◆ EXTRAIT DU DOCUMENT:
···
Le désir de dominer et de s'élever au dessus des autres hommes engendra les devins et les astrologues. On remarqua le cours des astres, leur existence inaltérable, leur influence sur les saisons et la température : on imagina de leur attribuer le même pouvoir sur les êtres libres et indépendants ; on étudia leur marche, et on trouva écrit, dans des masses incalculables de documents, le sort de l'homme avec toutes ses variations. De nos jours encore, nombreux sont ceux qui ouvrent le journal directement à la page de l'horoscope.

Les Chaldéens, qu'on se plait à regarder comme les premiers astrologues, étaient déjà fort adonnés à l'astrologie du temps d'Abraham. J'ai lu, dans les registres du ciel, tout ce qui doit vous arriver, à vous et à vos fils, disait Bélus à ses crédules enfants, et je vous dévoilerai les secrets de votre destinée.

D'autres, sans chercher les choses de la terre dans les signes du ciel, les virent dans les songes, dans le vol des oiseaux, dans les entrailles des victimes, dans le mouvement de l'eau, dans les feuilles agitées du vent, dans le chant du coq, dans les lignes de la main, dans les miroirs, et plus récemment dans les cartes, dans les rides du front, dans les traits du visage, dans les tubérosités du crâne, etc.. Toutes les nuances du caractère de l'homme, ses pensées les plus cachées, les secrets impénétrables de l'avenir, se trouvent dans une multitude de choses du quotidien. Les devins devinrent pour ainsi dire des dieux, en distribuant aux mortels les espérances et les craintes, les bonnes et les mauvaises destinées. La divination et les superstitions s'appuient sur le constat évident que l'homme n'est pas Dieu et qu'il n'est pas doté de la « connaissance ». Du coup, l'homme à besoin de repères comme le voyageur s'appuyant d'une carte routière pour trouver son chemin.

Les sorciers sont craints des petites gens

Les devins eux-mêmes accusèrent les confrères qu'ils voulaient décrier, de commercer avec l'enfer. La crainte que ces derniers inspirèrent prit la place du respect ; et tous ceux qui voulurent se faire craindre se donnèrent pour sorciers. Ils se multiplièrent tellement que, dans des temps peu reculés, chaque village possédait encore les siens.
···
◆ LIGNES:
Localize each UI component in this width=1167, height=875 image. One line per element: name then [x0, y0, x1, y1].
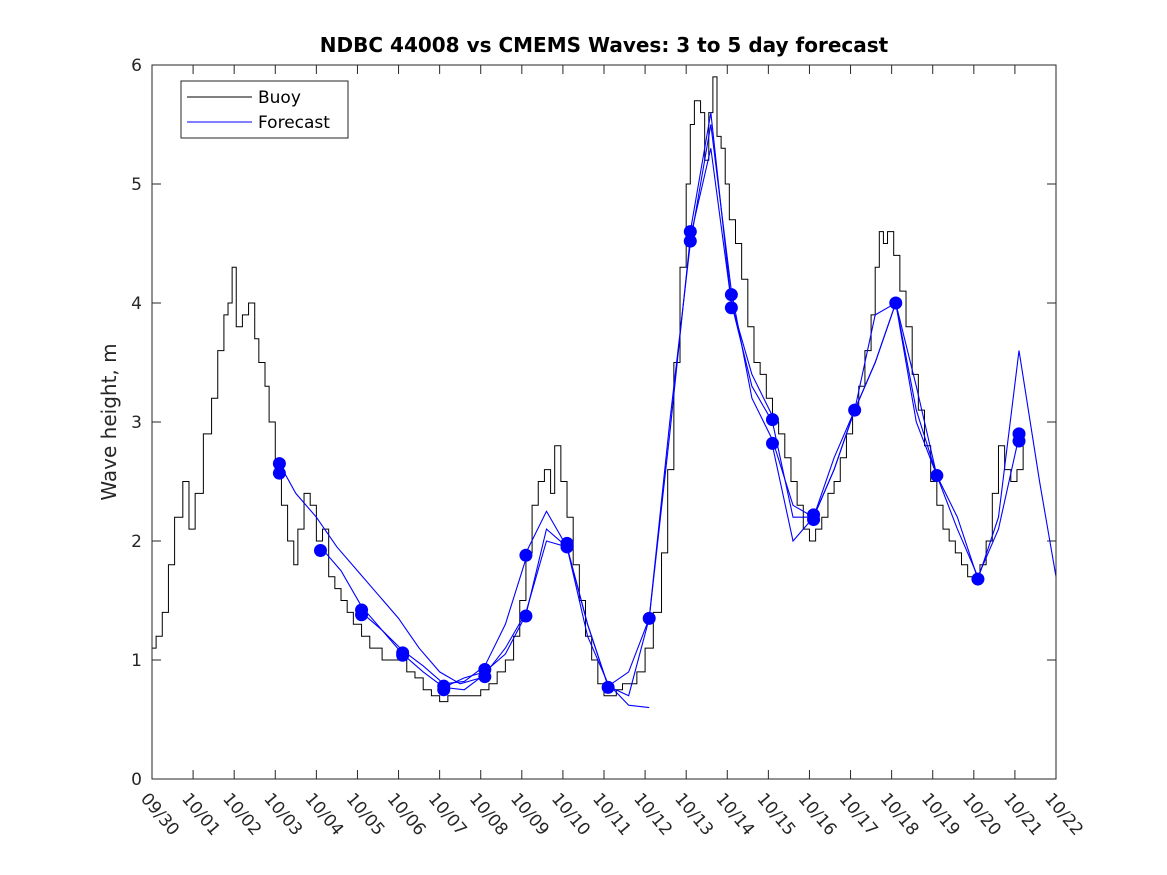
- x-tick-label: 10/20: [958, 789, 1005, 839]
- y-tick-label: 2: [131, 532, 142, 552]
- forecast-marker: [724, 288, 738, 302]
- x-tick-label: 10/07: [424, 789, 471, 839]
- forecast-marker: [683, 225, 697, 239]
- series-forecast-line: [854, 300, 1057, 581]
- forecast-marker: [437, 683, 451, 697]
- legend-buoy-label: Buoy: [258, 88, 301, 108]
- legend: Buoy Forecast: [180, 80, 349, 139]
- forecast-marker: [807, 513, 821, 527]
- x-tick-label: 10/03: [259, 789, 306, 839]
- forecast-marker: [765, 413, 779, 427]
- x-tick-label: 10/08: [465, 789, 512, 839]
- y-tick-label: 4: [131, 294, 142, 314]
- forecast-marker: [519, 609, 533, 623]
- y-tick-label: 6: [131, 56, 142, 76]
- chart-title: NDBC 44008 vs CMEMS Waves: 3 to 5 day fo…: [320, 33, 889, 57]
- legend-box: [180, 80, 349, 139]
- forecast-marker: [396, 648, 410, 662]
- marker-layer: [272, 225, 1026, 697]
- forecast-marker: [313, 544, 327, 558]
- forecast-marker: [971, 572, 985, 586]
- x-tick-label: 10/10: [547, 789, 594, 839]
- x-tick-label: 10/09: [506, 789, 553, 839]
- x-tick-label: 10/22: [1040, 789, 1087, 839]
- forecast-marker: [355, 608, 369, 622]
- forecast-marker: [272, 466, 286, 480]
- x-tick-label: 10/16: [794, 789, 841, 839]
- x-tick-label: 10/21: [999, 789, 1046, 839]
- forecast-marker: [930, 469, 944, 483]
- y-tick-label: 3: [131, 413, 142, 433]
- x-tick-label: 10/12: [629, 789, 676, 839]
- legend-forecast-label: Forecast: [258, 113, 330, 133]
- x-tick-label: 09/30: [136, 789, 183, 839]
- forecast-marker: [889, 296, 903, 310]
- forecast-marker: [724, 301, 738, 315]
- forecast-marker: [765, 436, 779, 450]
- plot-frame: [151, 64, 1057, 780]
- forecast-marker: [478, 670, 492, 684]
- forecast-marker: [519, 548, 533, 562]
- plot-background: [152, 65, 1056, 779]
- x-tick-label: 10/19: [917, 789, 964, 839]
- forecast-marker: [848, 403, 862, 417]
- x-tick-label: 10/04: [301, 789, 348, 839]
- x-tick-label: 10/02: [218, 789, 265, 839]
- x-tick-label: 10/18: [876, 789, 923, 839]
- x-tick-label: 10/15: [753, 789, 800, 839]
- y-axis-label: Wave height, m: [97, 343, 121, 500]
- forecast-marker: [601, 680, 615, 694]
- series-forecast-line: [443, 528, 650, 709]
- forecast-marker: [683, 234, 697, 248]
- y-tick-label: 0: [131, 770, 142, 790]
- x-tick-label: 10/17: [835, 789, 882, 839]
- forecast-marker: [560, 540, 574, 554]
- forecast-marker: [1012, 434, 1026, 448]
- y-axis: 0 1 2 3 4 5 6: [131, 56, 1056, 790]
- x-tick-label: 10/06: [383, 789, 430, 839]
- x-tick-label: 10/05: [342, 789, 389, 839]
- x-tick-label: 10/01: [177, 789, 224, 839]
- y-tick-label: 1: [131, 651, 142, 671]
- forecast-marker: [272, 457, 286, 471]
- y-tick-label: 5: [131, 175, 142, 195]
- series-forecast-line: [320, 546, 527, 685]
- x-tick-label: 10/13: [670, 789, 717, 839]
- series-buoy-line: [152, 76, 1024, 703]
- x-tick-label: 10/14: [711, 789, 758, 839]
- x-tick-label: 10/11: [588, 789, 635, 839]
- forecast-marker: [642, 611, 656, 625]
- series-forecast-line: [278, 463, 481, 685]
···
◆ ÉNONCÉ A:
Pour chaque affirmation, indiquez si l'extrait sur les devins et les astrologues la confirme (oui ou non), en citant à l'identique les mots du texte qui tranchent.
(i) Les Chaldéens sont volontiers considérés comme les premiers astrologues.
(ii) Les sorciers inspiraient le respect plutôt que la crainte.
(iii) Dans des temps peu reculés, chaque village avait encore ses propres sorciers.
◆ ÉNONCÉ B:
Répondez brièvement à ces questions à partir de l'extrait sur les devins et les astrologues.
(i) Selon l'extrait, quel désir engendra les devins et les astrologues ?
(ii) Qui prétendait avoir lu dans les registres du ciel tout ce qui devait arriver à ses enfants ?
(iii) À qui l'homme en quête de repères est-il comparé ?
◆ ÉNONCÉ C:
Poursuivez l'extrait sur les devins et les astrologues en reprenant après sa dernière phrase.

◆ RÉPONSE A:
(i) Oui : « Les Chaldéens, qu'on se plait à regarder comme les premiers astrologues »
(ii) Non : « La crainte que ces derniers inspirèrent prit la place du respect »
(iii) Oui : « chaque village possédait encore les siens »

◆ RÉPONSE B:
(i) Le désir de dominer et de s'élever au-dessus des autres hommes.
(ii) Bélus.
(iii) Au voyageur qui s'appuie sur une carte routière pour trouver son chemin.

◆ RÉPONSE C:
Mais, outre les sorciers qui se donnaient pour tels, l'ignorance en faisait tous les jours. Les grands hommes, les mathématiciens, les artistes tant soit peu habiles, les bateleurs même, passèrent pour sorciers ou magiciens. Les hérésies et les schismes en produisirent des multitudes. Dans la religion chrétienne, surtout, chaque parti traitait d'amis du diable ceux des partis opposés. On est fort étonné de voir accusés de magie, Orphée, Numa, Pythagore, Mahomet, Luther et mille autres qui n'étaient que des imposteurs, et qui, comme la plupart des anciens conquérants, trouvaient dans la crédulité des peuples un chemin à la domination, et domptaient par les craintes religieuses. Des milliers de forfaits furent inspirés par la superstition.

Néanmoins on voit toujours subsister les traces déplorables des superstitions. Les démons et la magie ont produit le dualisme. On a vu le mal plus répandu que le bien, et on a été jusqu'à croire que le principe du mal, les démons, étaient au moins aussi puissants que DIEU, le principe du bien. Pour peu qu'on ait le jugement sain, tous les désordres de ce monde ne peuvent faire douter un instant de l'unité de DIEU ; mais le dogme des deux principes n'en a pas moins eu de nombreux partisans. On en attribue l'origine à Zoroastre. Les manichéens l'ont professé ouvertement et il ne s'est si généralement répandu dans tous les siècles, que parce qu'il flatte la faiblesse humaine. Vainement on croit cette opinion éteinte mais elle sera reçue tant qu'il y aura des esprits faibles sur la terre. On pourrait compter aujourd'hui des millions de dualistes, à qui il ne manque que le nom de manichéens.

Naissance du fatalisme et les fruits de la superstition

Les divinations ont fait naître le fatalisme car le libre arbitre ne peut exister chez des hommes qui trouvent partout écrite, une destinée inévitable.

La foi aux apparitions et les terreurs que l'enfer inspire, ont rendu les cœurs lâches et pusillanimes. Les hommes sont devenus de timides esclaves : leur vie s'écoule dans un effroi sans relâche ; la nuit même ne leur donne pas le repos. Des songes hideux rappellent dans l'âme superstitieuse toutes les craintes de la journée, et en apportent de nouvelles.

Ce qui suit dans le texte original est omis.